-------- Given data --------

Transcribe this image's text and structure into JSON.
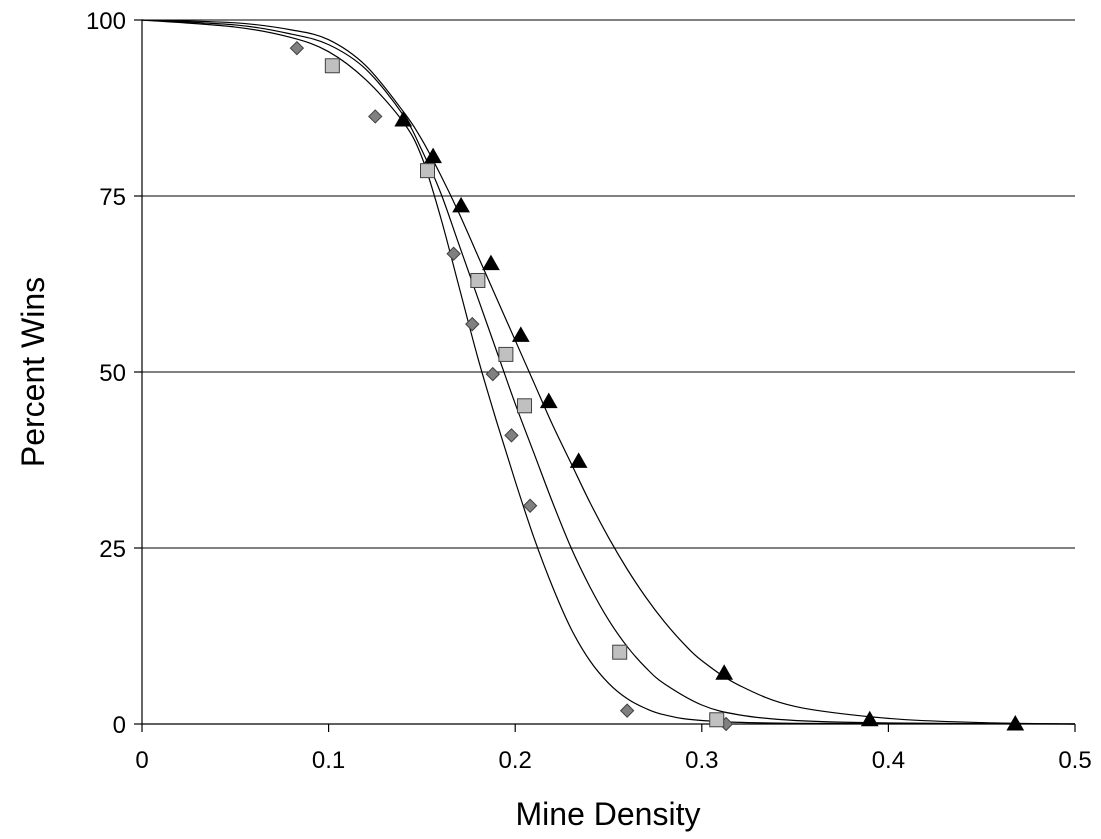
{
  "chart_data": {
    "type": "scatter",
    "title": "",
    "xlabel": "Mine Density",
    "ylabel": "Percent Wins",
    "xlim": [
      0,
      0.5
    ],
    "ylim": [
      0,
      100
    ],
    "xticks": [
      "0",
      "0.1",
      "0.2",
      "0.3",
      "0.4",
      "0.5"
    ],
    "yticks": [
      "0",
      "25",
      "50",
      "75",
      "100"
    ],
    "grid": "horizontal",
    "legend": "none",
    "series": [
      {
        "marker": "diamond",
        "color": "#808080",
        "points": [
          {
            "x": 0.083,
            "y": 96
          },
          {
            "x": 0.125,
            "y": 86.3
          },
          {
            "x": 0.167,
            "y": 66.8
          },
          {
            "x": 0.177,
            "y": 56.8
          },
          {
            "x": 0.188,
            "y": 49.7
          },
          {
            "x": 0.198,
            "y": 41
          },
          {
            "x": 0.208,
            "y": 31
          },
          {
            "x": 0.26,
            "y": 1.9
          },
          {
            "x": 0.313,
            "y": 0
          }
        ],
        "fit_curve": [
          [
            0,
            100
          ],
          [
            0.05,
            99
          ],
          [
            0.08,
            97.5
          ],
          [
            0.1,
            95.5
          ],
          [
            0.12,
            91.5
          ],
          [
            0.14,
            85.5
          ],
          [
            0.15,
            80.5
          ],
          [
            0.16,
            72
          ],
          [
            0.17,
            62
          ],
          [
            0.18,
            52
          ],
          [
            0.19,
            43
          ],
          [
            0.2,
            34.5
          ],
          [
            0.21,
            26.5
          ],
          [
            0.22,
            19.5
          ],
          [
            0.23,
            13.5
          ],
          [
            0.24,
            9
          ],
          [
            0.25,
            5.8
          ],
          [
            0.26,
            3.6
          ],
          [
            0.27,
            2.2
          ],
          [
            0.28,
            1.3
          ],
          [
            0.3,
            0.5
          ],
          [
            0.35,
            0.1
          ],
          [
            0.5,
            0
          ]
        ]
      },
      {
        "marker": "square",
        "color": "#c0c0c0",
        "points": [
          {
            "x": 0.102,
            "y": 93.5
          },
          {
            "x": 0.153,
            "y": 78.6
          },
          {
            "x": 0.18,
            "y": 63
          },
          {
            "x": 0.195,
            "y": 52.5
          },
          {
            "x": 0.205,
            "y": 45.2
          },
          {
            "x": 0.256,
            "y": 10.2
          },
          {
            "x": 0.308,
            "y": 0.6
          }
        ],
        "fit_curve": [
          [
            0,
            100
          ],
          [
            0.05,
            99.3
          ],
          [
            0.08,
            98
          ],
          [
            0.1,
            96.5
          ],
          [
            0.12,
            93
          ],
          [
            0.14,
            86.5
          ],
          [
            0.15,
            81.5
          ],
          [
            0.16,
            75.5
          ],
          [
            0.17,
            68
          ],
          [
            0.18,
            60.5
          ],
          [
            0.19,
            53
          ],
          [
            0.2,
            45.5
          ],
          [
            0.21,
            38.5
          ],
          [
            0.22,
            31.5
          ],
          [
            0.23,
            25
          ],
          [
            0.24,
            19.5
          ],
          [
            0.25,
            14.8
          ],
          [
            0.26,
            11
          ],
          [
            0.27,
            8
          ],
          [
            0.28,
            5.7
          ],
          [
            0.3,
            2.7
          ],
          [
            0.32,
            1.3
          ],
          [
            0.35,
            0.5
          ],
          [
            0.4,
            0.15
          ],
          [
            0.5,
            0
          ]
        ]
      },
      {
        "marker": "triangle",
        "color": "#000000",
        "points": [
          {
            "x": 0.14,
            "y": 85.8
          },
          {
            "x": 0.156,
            "y": 80.6
          },
          {
            "x": 0.171,
            "y": 73.6
          },
          {
            "x": 0.187,
            "y": 65.4
          },
          {
            "x": 0.203,
            "y": 55.2
          },
          {
            "x": 0.218,
            "y": 45.8
          },
          {
            "x": 0.234,
            "y": 37.3
          },
          {
            "x": 0.312,
            "y": 7.2
          },
          {
            "x": 0.39,
            "y": 0.6
          },
          {
            "x": 0.468,
            "y": 0
          }
        ],
        "fit_curve": [
          [
            0,
            100
          ],
          [
            0.05,
            99.6
          ],
          [
            0.08,
            98.6
          ],
          [
            0.1,
            97.2
          ],
          [
            0.12,
            93.5
          ],
          [
            0.14,
            87
          ],
          [
            0.15,
            83
          ],
          [
            0.16,
            78
          ],
          [
            0.17,
            72.5
          ],
          [
            0.18,
            66.5
          ],
          [
            0.19,
            60.5
          ],
          [
            0.2,
            54.5
          ],
          [
            0.21,
            48.5
          ],
          [
            0.22,
            42.5
          ],
          [
            0.23,
            37
          ],
          [
            0.24,
            31.5
          ],
          [
            0.25,
            26.5
          ],
          [
            0.26,
            22
          ],
          [
            0.27,
            18
          ],
          [
            0.28,
            14.5
          ],
          [
            0.29,
            11.5
          ],
          [
            0.3,
            9
          ],
          [
            0.32,
            5.5
          ],
          [
            0.35,
            2.5
          ],
          [
            0.4,
            0.8
          ],
          [
            0.45,
            0.2
          ],
          [
            0.5,
            0
          ]
        ]
      }
    ]
  }
}
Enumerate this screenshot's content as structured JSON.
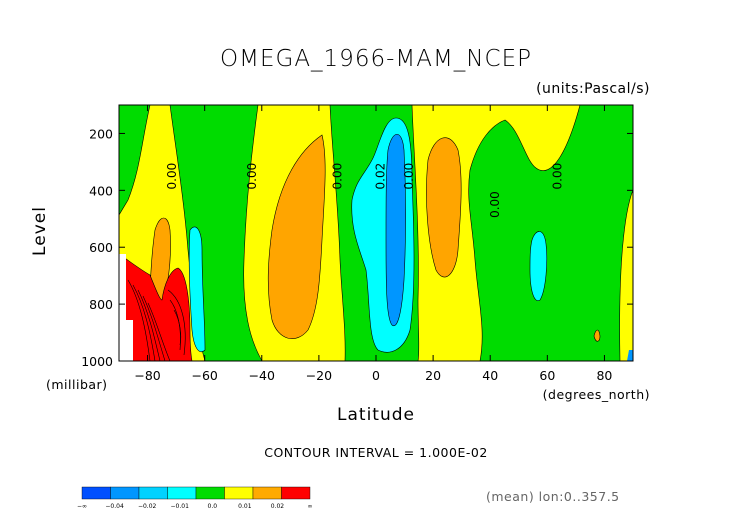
{
  "chart_data": {
    "type": "heatmap",
    "title": "OMEGA_1966-MAM_NCEP",
    "units_label": "(units:Pascal/s)",
    "xlabel": "Latitude",
    "x_units_label": "(degrees_north)",
    "ylabel": "Level",
    "y_units_label": "(millibar)",
    "xlim": [
      -90,
      90
    ],
    "ylim": [
      1000,
      100
    ],
    "x_ticks": [
      -80,
      -60,
      -40,
      -20,
      0,
      20,
      40,
      60,
      80
    ],
    "x_tick_labels": [
      "-80",
      "-60",
      "-40",
      "-20",
      "0",
      "20",
      "40",
      "60",
      "80"
    ],
    "y_ticks": [
      200,
      400,
      600,
      800,
      1000
    ],
    "y_tick_labels": [
      "200",
      "400",
      "600",
      "800",
      "1000"
    ],
    "contour_interval_label": "CONTOUR INTERVAL = 1.000E-02",
    "footer_label": "(mean) lon:0..357.5",
    "contour_labels": [
      {
        "text": "0.00",
        "lat": -70,
        "level": 350
      },
      {
        "text": "0.00",
        "lat": -42,
        "level": 350
      },
      {
        "text": "0.00",
        "lat": -12,
        "level": 350
      },
      {
        "text": "0.02",
        "lat": 3,
        "level": 350
      },
      {
        "text": "0.00",
        "lat": 13,
        "level": 350
      },
      {
        "text": "0.00",
        "lat": 43,
        "level": 450
      },
      {
        "text": "0.00",
        "lat": 65,
        "level": 350
      }
    ],
    "colorbar": {
      "colors": [
        "#0050ff",
        "#0096ff",
        "#00d2ff",
        "#00ffff",
        "#00dc00",
        "#ffff00",
        "#ffaa00",
        "#ff0000"
      ],
      "labels": [
        "-∞",
        "-0.04",
        "-0.02",
        "-0.01",
        "0.0",
        "0.01",
        "0.02",
        "∞"
      ]
    },
    "levels": {
      "green": "#00dc00",
      "yellow": "#ffff00",
      "orange": "#ffa500",
      "red": "#ff0000",
      "cyan": "#00ffff",
      "blue": "#0096ff"
    }
  }
}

--------

Short task —
Each record must be quoted in full and exactly. Do not include the pictures.

Solution to this problem —
Transcribe this image's text and structure into JSON.
{
  "chart_data": {
    "type": "scatter",
    "title": "",
    "xlabel": "Mine Density",
    "ylabel": "Percent Wins",
    "xlim": [
      0,
      0.5
    ],
    "ylim": [
      0,
      100
    ],
    "xticks": [
      "0",
      "0.1",
      "0.2",
      "0.3",
      "0.4",
      "0.5"
    ],
    "yticks": [
      "0",
      "25",
      "50",
      "75",
      "100"
    ],
    "grid": "horizontal",
    "legend": "none",
    "series": [
      {
        "marker": "diamond",
        "color": "#808080",
        "points": [
          {
            "x": 0.083,
            "y": 96
          },
          {
            "x": 0.125,
            "y": 86.3
          },
          {
            "x": 0.167,
            "y": 66.8
          },
          {
            "x": 0.177,
            "y": 56.8
          },
          {
            "x": 0.188,
            "y": 49.7
          },
          {
            "x": 0.198,
            "y": 41
          },
          {
            "x": 0.208,
            "y": 31
          },
          {
            "x": 0.26,
            "y": 1.9
          },
          {
            "x": 0.313,
            "y": 0
          }
        ],
        "fit_curve": [
          [
            0,
            100
          ],
          [
            0.05,
            99
          ],
          [
            0.08,
            97.5
          ],
          [
            0.1,
            95.5
          ],
          [
            0.12,
            91.5
          ],
          [
            0.14,
            85.5
          ],
          [
            0.15,
            80.5
          ],
          [
            0.16,
            72
          ],
          [
            0.17,
            62
          ],
          [
            0.18,
            52
          ],
          [
            0.19,
            43
          ],
          [
            0.2,
            34.5
          ],
          [
            0.21,
            26.5
          ],
          [
            0.22,
            19.5
          ],
          [
            0.23,
            13.5
          ],
          [
            0.24,
            9
          ],
          [
            0.25,
            5.8
          ],
          [
            0.26,
            3.6
          ],
          [
            0.27,
            2.2
          ],
          [
            0.28,
            1.3
          ],
          [
            0.3,
            0.5
          ],
          [
            0.35,
            0.1
          ],
          [
            0.5,
            0
          ]
        ]
      },
      {
        "marker": "square",
        "color": "#c0c0c0",
        "points": [
          {
            "x": 0.102,
            "y": 93.5
          },
          {
            "x": 0.153,
            "y": 78.6
          },
          {
            "x": 0.18,
            "y": 63
          },
          {
            "x": 0.195,
            "y": 52.5
          },
          {
            "x": 0.205,
            "y": 45.2
          },
          {
            "x": 0.256,
            "y": 10.2
          },
          {
            "x": 0.308,
            "y": 0.6
          }
        ],
        "fit_curve": [
          [
            0,
            100
          ],
          [
            0.05,
            99.3
          ],
          [
            0.08,
            98
          ],
          [
            0.1,
            96.5
          ],
          [
            0.12,
            93
          ],
          [
            0.14,
            86.5
          ],
          [
            0.15,
            81.5
          ],
          [
            0.16,
            75.5
          ],
          [
            0.17,
            68
          ],
          [
            0.18,
            60.5
          ],
          [
            0.19,
            53
          ],
          [
            0.2,
            45.5
          ],
          [
            0.21,
            38.5
          ],
          [
            0.22,
            31.5
          ],
          [
            0.23,
            25
          ],
          [
            0.24,
            19.5
          ],
          [
            0.25,
            14.8
          ],
          [
            0.26,
            11
          ],
          [
            0.27,
            8
          ],
          [
            0.28,
            5.7
          ],
          [
            0.3,
            2.7
          ],
          [
            0.32,
            1.3
          ],
          [
            0.35,
            0.5
          ],
          [
            0.4,
            0.15
          ],
          [
            0.5,
            0
          ]
        ]
      },
      {
        "marker": "triangle",
        "color": "#000000",
        "points": [
          {
            "x": 0.14,
            "y": 85.8
          },
          {
            "x": 0.156,
            "y": 80.6
          },
          {
            "x": 0.171,
            "y": 73.6
          },
          {
            "x": 0.187,
            "y": 65.4
          },
          {
            "x": 0.203,
            "y": 55.2
          },
          {
            "x": 0.218,
            "y": 45.8
          },
          {
            "x": 0.234,
            "y": 37.3
          },
          {
            "x": 0.312,
            "y": 7.2
          },
          {
            "x": 0.39,
            "y": 0.6
          },
          {
            "x": 0.468,
            "y": 0
          }
        ],
        "fit_curve": [
          [
            0,
            100
          ],
          [
            0.05,
            99.6
          ],
          [
            0.08,
            98.6
          ],
          [
            0.1,
            97.2
          ],
          [
            0.12,
            93.5
          ],
          [
            0.14,
            87
          ],
          [
            0.15,
            83
          ],
          [
            0.16,
            78
          ],
          [
            0.17,
            72.5
          ],
          [
            0.18,
            66.5
          ],
          [
            0.19,
            60.5
          ],
          [
            0.2,
            54.5
          ],
          [
            0.21,
            48.5
          ],
          [
            0.22,
            42.5
          ],
          [
            0.23,
            37
          ],
          [
            0.24,
            31.5
          ],
          [
            0.25,
            26.5
          ],
          [
            0.26,
            22
          ],
          [
            0.27,
            18
          ],
          [
            0.28,
            14.5
          ],
          [
            0.29,
            11.5
          ],
          [
            0.3,
            9
          ],
          [
            0.32,
            5.5
          ],
          [
            0.35,
            2.5
          ],
          [
            0.4,
            0.8
          ],
          [
            0.45,
            0.2
          ],
          [
            0.5,
            0
          ]
        ]
      }
    ]
  }
}
Enumerate this screenshot's content as structured JSON.
{
  "chart_data": {
    "type": "heatmap",
    "title": "OMEGA_1966-MAM_NCEP",
    "units_label": "(units:Pascal/s)",
    "xlabel": "Latitude",
    "x_units_label": "(degrees_north)",
    "ylabel": "Level",
    "y_units_label": "(millibar)",
    "xlim": [
      -90,
      90
    ],
    "ylim": [
      1000,
      100
    ],
    "x_ticks": [
      -80,
      -60,
      -40,
      -20,
      0,
      20,
      40,
      60,
      80
    ],
    "x_tick_labels": [
      "-80",
      "-60",
      "-40",
      "-20",
      "0",
      "20",
      "40",
      "60",
      "80"
    ],
    "y_ticks": [
      200,
      400,
      600,
      800,
      1000
    ],
    "y_tick_labels": [
      "200",
      "400",
      "600",
      "800",
      "1000"
    ],
    "contour_interval_label": "CONTOUR INTERVAL = 1.000E-02",
    "footer_label": "(mean) lon:0..357.5",
    "contour_labels": [
      {
        "text": "0.00",
        "lat": -70,
        "level": 350
      },
      {
        "text": "0.00",
        "lat": -42,
        "level": 350
      },
      {
        "text": "0.00",
        "lat": -12,
        "level": 350
      },
      {
        "text": "0.02",
        "lat": 3,
        "level": 350
      },
      {
        "text": "0.00",
        "lat": 13,
        "level": 350
      },
      {
        "text": "0.00",
        "lat": 43,
        "level": 450
      },
      {
        "text": "0.00",
        "lat": 65,
        "level": 350
      }
    ],
    "colorbar": {
      "colors": [
        "#0050ff",
        "#0096ff",
        "#00d2ff",
        "#00ffff",
        "#00dc00",
        "#ffff00",
        "#ffaa00",
        "#ff0000"
      ],
      "labels": [
        "-∞",
        "-0.04",
        "-0.02",
        "-0.01",
        "0.0",
        "0.01",
        "0.02",
        "∞"
      ]
    },
    "levels": {
      "green": "#00dc00",
      "yellow": "#ffff00",
      "orange": "#ffa500",
      "red": "#ff0000",
      "cyan": "#00ffff",
      "blue": "#0096ff"
    }
  }
}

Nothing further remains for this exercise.